What you are asked to do = Restate the listing below word for word, omitting any images.

Provided data =
○ ○ ○ ○ ○ ○ ○
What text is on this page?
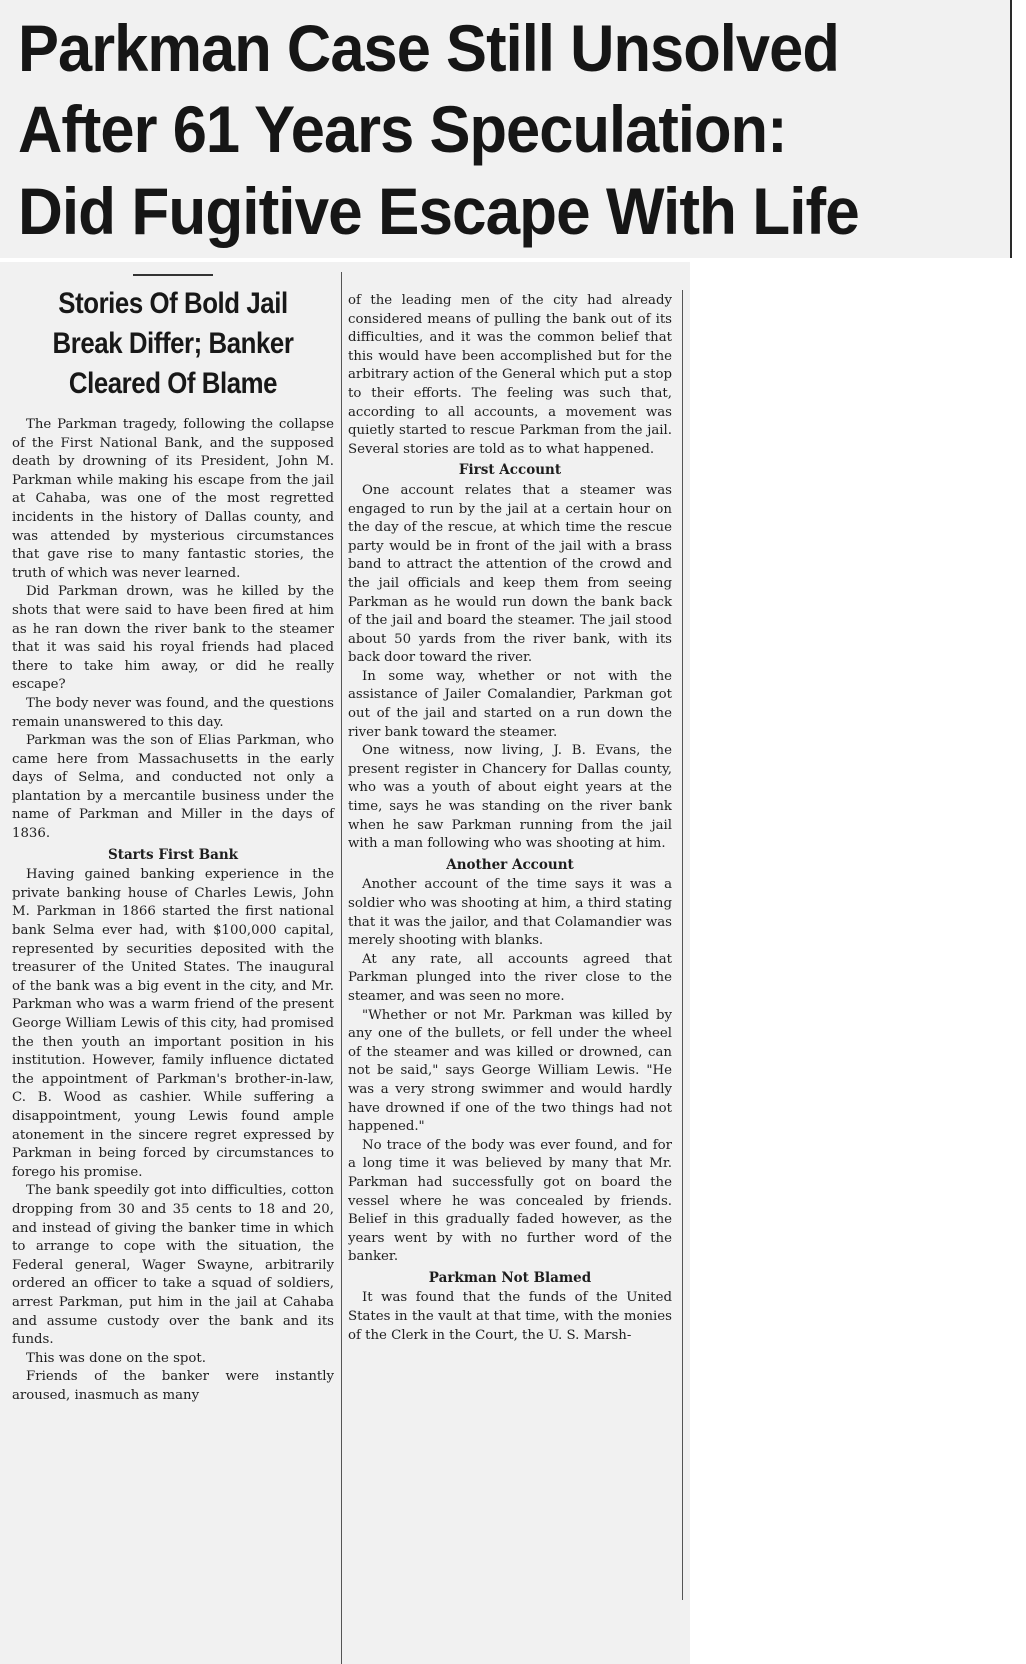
Parkman Case Still Unsolved
After 61 Years Speculation:
Did Fugitive Escape With Life
Stories Of Bold Jail Break Differ; Banker Cleared Of Blame

The Parkman tragedy, following the collapse of the First National Bank, and the supposed death by drowning of its President, John M. Parkman while making his escape from the jail at Cahaba, was one of the most regretted incidents in the history of Dallas county, and was attended by mysterious circumstances that gave rise to many fantastic stories, the truth of which was never learned.

Did Parkman drown, was he killed by the shots that were said to have been fired at him as he ran down the river bank to the steamer that it was said his royal friends had placed there to take him away, or did he really escape?

The body never was found, and the questions remain unanswered to this day.

Parkman was the son of Elias Parkman, who came here from Massachusetts in the early days of Selma, and conducted not only a plantation by a mercantile business under the name of Parkman and Miller in the days of 1836.

Starts First Bank

Having gained banking experience in the private banking house of Charles Lewis, John M. Parkman in 1866 started the first national bank Selma ever had, with $100,000 capital, represented by securities deposited with the treasurer of the United States. The inaugural of the bank was a big event in the city, and Mr. Parkman who was a warm friend of the present George William Lewis of this city, had promised the then youth an important position in his institution. However, family influence dictated the appointment of Parkman's brother-in-law, C. B. Wood as cashier. While suffering a disappointment, young Lewis found ample atonement in the sincere regret expressed by Parkman in being forced by circumstances to forego his promise.

The bank speedily got into difficulties, cotton dropping from 30 and 35 cents to 18 and 20, and instead of giving the banker time in which to arrange to cope with the situation, the Federal general, Wager Swayne, arbitrarily ordered an officer to take a squad of soldiers, arrest Parkman, put him in the jail at Cahaba and assume custody over the bank and its funds.

This was done on the spot.

Friends of the banker were instantly aroused, inasmuch as many

of the leading men of the city had already considered means of pulling the bank out of its difficulties, and it was the common belief that this would have been accomplished but for the arbitrary action of the General which put a stop to their efforts. The feeling was such that, according to all accounts, a movement was quietly started to rescue Parkman from the jail. Several stories are told as to what happened.

First Account

One account relates that a steamer was engaged to run by the jail at a certain hour on the day of the rescue, at which time the rescue party would be in front of the jail with a brass band to attract the attention of the crowd and the jail officials and keep them from seeing Parkman as he would run down the bank back of the jail and board the steamer. The jail stood about 50 yards from the river bank, with its back door toward the river.

In some way, whether or not with the assistance of Jailer Comalandier, Parkman got out of the jail and started on a run down the river bank toward the steamer.

One witness, now living, J. B. Evans, the present register in Chancery for Dallas county, who was a youth of about eight years at the time, says he was standing on the river bank when he saw Parkman running from the jail with a man following who was shooting at him.

Another Account

Another account of the time says it was a soldier who was shooting at him, a third stating that it was the jailor, and that Colamandier was merely shooting with blanks.

At any rate, all accounts agreed that Parkman plunged into the river close to the steamer, and was seen no more.

"Whether or not Mr. Parkman was killed by any one of the bullets, or fell under the wheel of the steamer and was killed or drowned, can not be said," says George William Lewis. "He was a very strong swimmer and would hardly have drowned if one of the two things had not happened."

No trace of the body was ever found, and for a long time it was believed by many that Mr. Parkman had successfully got on board the vessel where he was concealed by friends. Belief in this gradually faded however, as the years went by with no further word of the banker.

Parkman Not Blamed

It was found that the funds of the United States in the vault at that time, with the monies of the Clerk in the Court, the U. S. Marsh-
○ ○ ○ ○ ○ ○ ○
Result of this task =
What text is on this page?
Parkman Case Still Unsolved
After 61 Years Speculation:
Did Fugitive Escape With Life
Stories Of Bold Jail Break Differ; Banker Cleared Of Blame

The Parkman tragedy, following the collapse of the First National Bank, and the supposed death by drowning of its President, John M. Parkman while making his escape from the jail at Cahaba, was one of the most regretted incidents in the history of Dallas county, and was attended by mysterious circumstances that gave rise to many fantastic stories, the truth of which was never learned.

Did Parkman drown, was he killed by the shots that were said to have been fired at him as he ran down the river bank to the steamer that it was said his royal friends had placed there to take him away, or did he really escape?

The body never was found, and the questions remain unanswered to this day.

Parkman was the son of Elias Parkman, who came here from Massachusetts in the early days of Selma, and conducted not only a plantation by a mercantile business under the name of Parkman and Miller in the days of 1836.

Starts First Bank

Having gained banking experience in the private banking house of Charles Lewis, John M. Parkman in 1866 started the first national bank Selma ever had, with $100,000 capital, represented by securities deposited with the treasurer of the United States. The inaugural of the bank was a big event in the city, and Mr. Parkman who was a warm friend of the present George William Lewis of this city, had promised the then youth an important position in his institution. However, family influence dictated the appointment of Parkman's brother-in-law, C. B. Wood as cashier. While suffering a disappointment, young Lewis found ample atonement in the sincere regret expressed by Parkman in being forced by circumstances to forego his promise.

The bank speedily got into difficulties, cotton dropping from 30 and 35 cents to 18 and 20, and instead of giving the banker time in which to arrange to cope with the situation, the Federal general, Wager Swayne, arbitrarily ordered an officer to take a squad of soldiers, arrest Parkman, put him in the jail at Cahaba and assume custody over the bank and its funds.

This was done on the spot.

Friends of the banker were instantly aroused, inasmuch as many

of the leading men of the city had already considered means of pulling the bank out of its difficulties, and it was the common belief that this would have been accomplished but for the arbitrary action of the General which put a stop to their efforts. The feeling was such that, according to all accounts, a movement was quietly started to rescue Parkman from the jail. Several stories are told as to what happened.

First Account

One account relates that a steamer was engaged to run by the jail at a certain hour on the day of the rescue, at which time the rescue party would be in front of the jail with a brass band to attract the attention of the crowd and the jail officials and keep them from seeing Parkman as he would run down the bank back of the jail and board the steamer. The jail stood about 50 yards from the river bank, with its back door toward the river.

In some way, whether or not with the assistance of Jailer Comalandier, Parkman got out of the jail and started on a run down the river bank toward the steamer.

One witness, now living, J. B. Evans, the present register in Chancery for Dallas county, who was a youth of about eight years at the time, says he was standing on the river bank when he saw Parkman running from the jail with a man following who was shooting at him.

Another Account

Another account of the time says it was a soldier who was shooting at him, a third stating that it was the jailor, and that Colamandier was merely shooting with blanks.

At any rate, all accounts agreed that Parkman plunged into the river close to the steamer, and was seen no more.

"Whether or not Mr. Parkman was killed by any one of the bullets, or fell under the wheel of the steamer and was killed or drowned, can not be said," says George William Lewis. "He was a very strong swimmer and would hardly have drowned if one of the two things had not happened."

No trace of the body was ever found, and for a long time it was believed by many that Mr. Parkman had successfully got on board the vessel where he was concealed by friends. Belief in this gradually faded however, as the years went by with no further word of the banker.

Parkman Not Blamed

It was found that the funds of the United States in the vault at that time, with the monies of the Clerk in the Court, the U. S. Marsh-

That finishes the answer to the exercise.